**What the task asks:** Isolate every line in the records below with "energy" in it.

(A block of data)
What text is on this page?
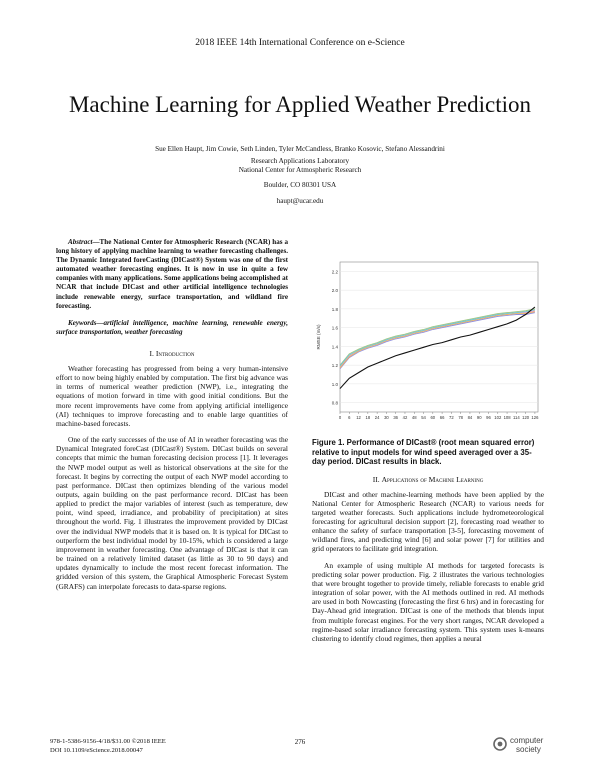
2018 IEEE 14th International Conference on e-Science
Machine Learning for Applied Weather Prediction
Sue Ellen Haupt, Jim Cowie, Seth Linden, Tyler McCandless, Branko Kosovic, Stefano Alessandrini
Research Applications Laboratory
National Center for Atmospheric Research
Boulder, CO 80301 USA
haupt@ucar.edu

Abstract—The National Center for Atmospheric Research (NCAR) has a long history of applying machine learning to weather forecasting challenges. The Dynamic Integrated foreCasting (DICast®) System was one of the first automated weather forecasting engines. It is now in use in quite a few companies with many applications. Some applications being accomplished at NCAR that include DICast and other artificial intelligence technologies include renewable energy, surface transportation, and wildland fire forecasting.

Keywords—artificial intelligence, machine learning, renewable energy, surface transportation, weather forecasting

I. Introduction

Weather forecasting has progressed from being a very human-intensive effort to now being highly enabled by computation. The first big advance was in terms of numerical weather prediction (NWP), i.e., integrating the equations of motion forward in time with good initial conditions. But the more recent improvements have come from applying artificial intelligence (AI) techniques to improve forecasting and to enable large quantities of machine-based forecasts.

One of the early successes of the use of AI in weather forecasting was the Dynamical Integrated foreCast (DICast®) System. DICast builds on several concepts that mimic the human forecasting decision process [1]. It leverages the NWP model output as well as historical observations at the site for the forecast. It begins by correcting the output of each NWP model according to past performance. DICast then optimizes blending of the various model outputs, again building on the past performance record. DICast has been applied to predict the major variables of interest (such as temperature, dew point, wind speed, irradiance, and probability of precipitation) at sites throughout the world. Fig. 1 illustrates the improvement provided by DICast over the individual NWP models that it is based on. It is typical for DICast to outperform the best individual model by 10-15%, which is considered a large improvement in weather forecasting. One advantage of DICast is that it can be trained on a relatively limited dataset (as little as 30 to 90 days) and updates dynamically to include the most recent forecast information. The gridded version of this system, the Graphical Atmospheric Forecast System (GRAFS) can interpolate forecasts to data-sparse regions.

0.8
1.0
1.2
1.4
1.6
1.8
2.0
2.2
0 6 12 18 24 30 36 42 48 54 60 66 72 78 84 90 96 102 108 114 120 126
RMSE (m/s)

Figure 1. Performance of DICast® (root mean squared error) relative to input models for wind speed averaged over a 35-day period. DICast results in black.

II. Applications of Machine Learning

DICast and other machine-learning methods have been applied by the National Center for Atmospheric Research (NCAR) to various needs for targeted weather forecasts. Such applications include hydrometeorological forecasting for agricultural decision support [2], forecasting road weather to enhance the safety of surface transportation [3-5], forecasting movement of wildland fires, and predicting wind [6] and solar power [7] for utilities and grid operators to facilitate grid integration.

An example of using multiple AI methods for targeted forecasts is predicting solar power production. Fig. 2 illustrates the various technologies that were brought together to provide timely, reliable forecasts to enable grid integration of solar power, with the AI methods outlined in red. AI methods are used in both Nowcasting (forecasting the first 6 hrs) and in forecasting for Day-Ahead grid integration. DICast is one of the methods that blends input from multiple forecast engines. For the very short ranges, NCAR developed a regime-based solar irradiance forecasting system. This system uses k-means clustering to identify cloud regimes, then applies a neural

978-1-5386-9156-4/18/$31.00 ©2018 IEEE
DOI 10.1109/eScience.2018.00047
276	computer
society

**Exercise answer:**
Abstract—The National Center for Atmospheric Research (NCAR) has a long history of applying machine learning to weather forecasting challenges. The Dynamic Integrated foreCasting (DICast®) System was one of the first automated weather forecasting engines. It is now in use in quite a few companies with many applications. Some applications being accomplished at NCAR that include DICast and other artificial intelligence technologies include renewable energy, surface transportation, and wildland fire forecasting.
Keywords—artificial intelligence, machine learning, renewable energy, surface transportation, weather forecasting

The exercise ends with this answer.